→ **EXCERPT**:
▼

In an effort to eliminate, or at least minimize, the potential assessments, Highlands County commissioners agreed Tuesday to talks on a possible new solution.
Next week, county officials will meet with representatives of Highlands Utilities, which runs a wastewater treatment plant serving 1,250 customers, including Lakeshore Mall and many businesses along U.S. 27.
There will be one topic: arranging for the Highlands Utilities wastewater plant to treat the sewage from the nearby Thunderbird Hills plant, which has been operating without an operating permit from the state Department of Environmental Services for six years.
Dan Correll, a spokesman for Highlands Utilities, and county Administrator Carl Cool both said this arrangement may have the potential to be far cheaper than the solution which the county is investigating now.
That option – with an estimated price tag of $2.2 million, which ultimately would be paid by Thunderbird's 430 customers – is to close the plant and pipe the sewage to the city of Sebring's wastewater treatment plant.
Most of the cost would be in connecting the Thunderbird Hills homes to the city's sewage plant.
Such a connection from the Thunderbird Hills homes to the nearby Highlands Utilities plant "would be very minimal," compared to the Sebring option, Correll said.
Correll invited county officials to discuss two options. They are:
Cool said a third option may be discussed, too.
"I don't know if there would be interest in it by Highlands Utilities, but they might consider acquiring Landmark (Utilities)," he said. Landmark Utilities is the corporation doing business as Thunderbird Hills Wastewater Treatment Plant.
With the last option, unlike the first two, the county would not be involved directly in solving the odor and operational problems that have been plaguing the Thunderbird Hills plant.
"When we sit down, we'll talk about all of the options," Cool said.
Cool praised David S. Plank, the owner of Landmark Utilities, as a man in a tough spot trying to find a solution for his customers that won't hurt them financially.
In a letter to Cool about the Landmark Utilities problem, attorney Bert Harris III, representing Plank, concluded by writing,
"David Plank remains willing and desires to work cooperatively with Highlands County so that the park (Thunderbird) utility customers are not further harmed."
Cool said Plank has been living up to that statement, trying to find a solution in his customers' best interests. In sharp contrast, Cool said, some other owners of wastewater treatment plants with problems have been "anything but cooperative."

▲

→ **WHAT THE TASK REQUIRES**:
Please pick up the news story about the Thunderbird Hills wastewater plant after its last sentence and keep writing it.

→ **SOURCE EXCERPT**:

▼

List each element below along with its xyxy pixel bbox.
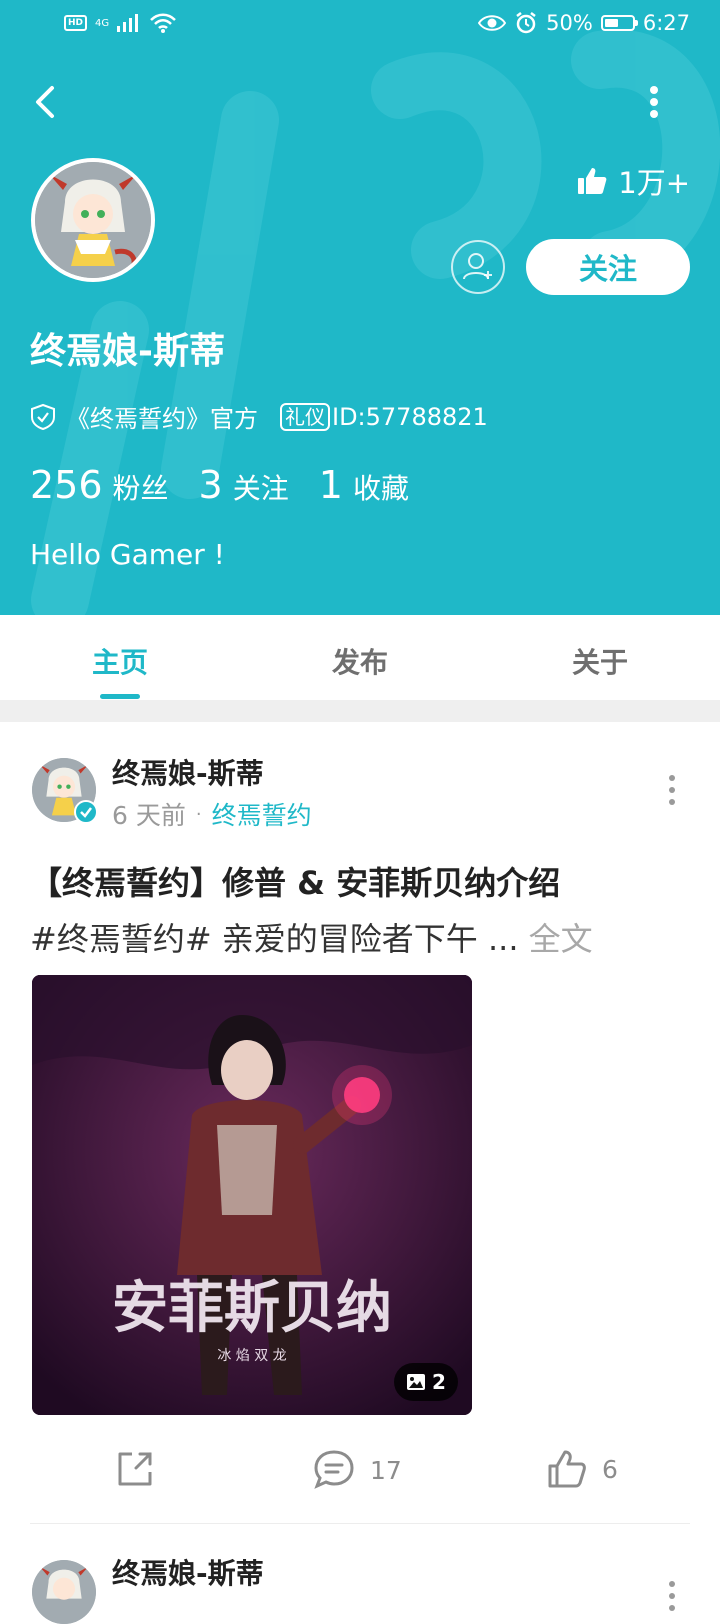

▲

→ **WRITTEN RESPONSE**:
Even so, the commissioners acted on the recommendations of Cool and Ross Macbeth, the county's attorney, in rejecting Plank's offer to give his treatment plant to the county.
Cool and Macbeth advised commissioners against accepting the Thunderbird plant because the county also would have assumed the mortgage on it, of about $100,000, and liability to pay fines levied on the plant by the state DEP and the Florida Public Service Commission.
Macbeth said county officials don't know how much those fines total for the plant's non-compliance with state regulations. Also, Cool pointed out, DEP has repeatedly said that a new operating permit will never be approved for the Thunderbird plant, because it is too close to existing homes for the major improvements that are needed.
The only complete, long-term solution at Thunderbird is to have the sewage treated elsewhere, at a new or existing treatment plant that does meet state regulations, Cool said.
Possible, estimated assessments of $4,000 on Thunderbird customers were figured out last week based on the county's rough estimate of $2,175,000 to connect to the Sebring plant, divided among an estimated 500 customers.
However, Thunderbird reportedly has 430 customers, and that divided into the $2,175,000 estimated cost comes out to assessments of $5,046 per home.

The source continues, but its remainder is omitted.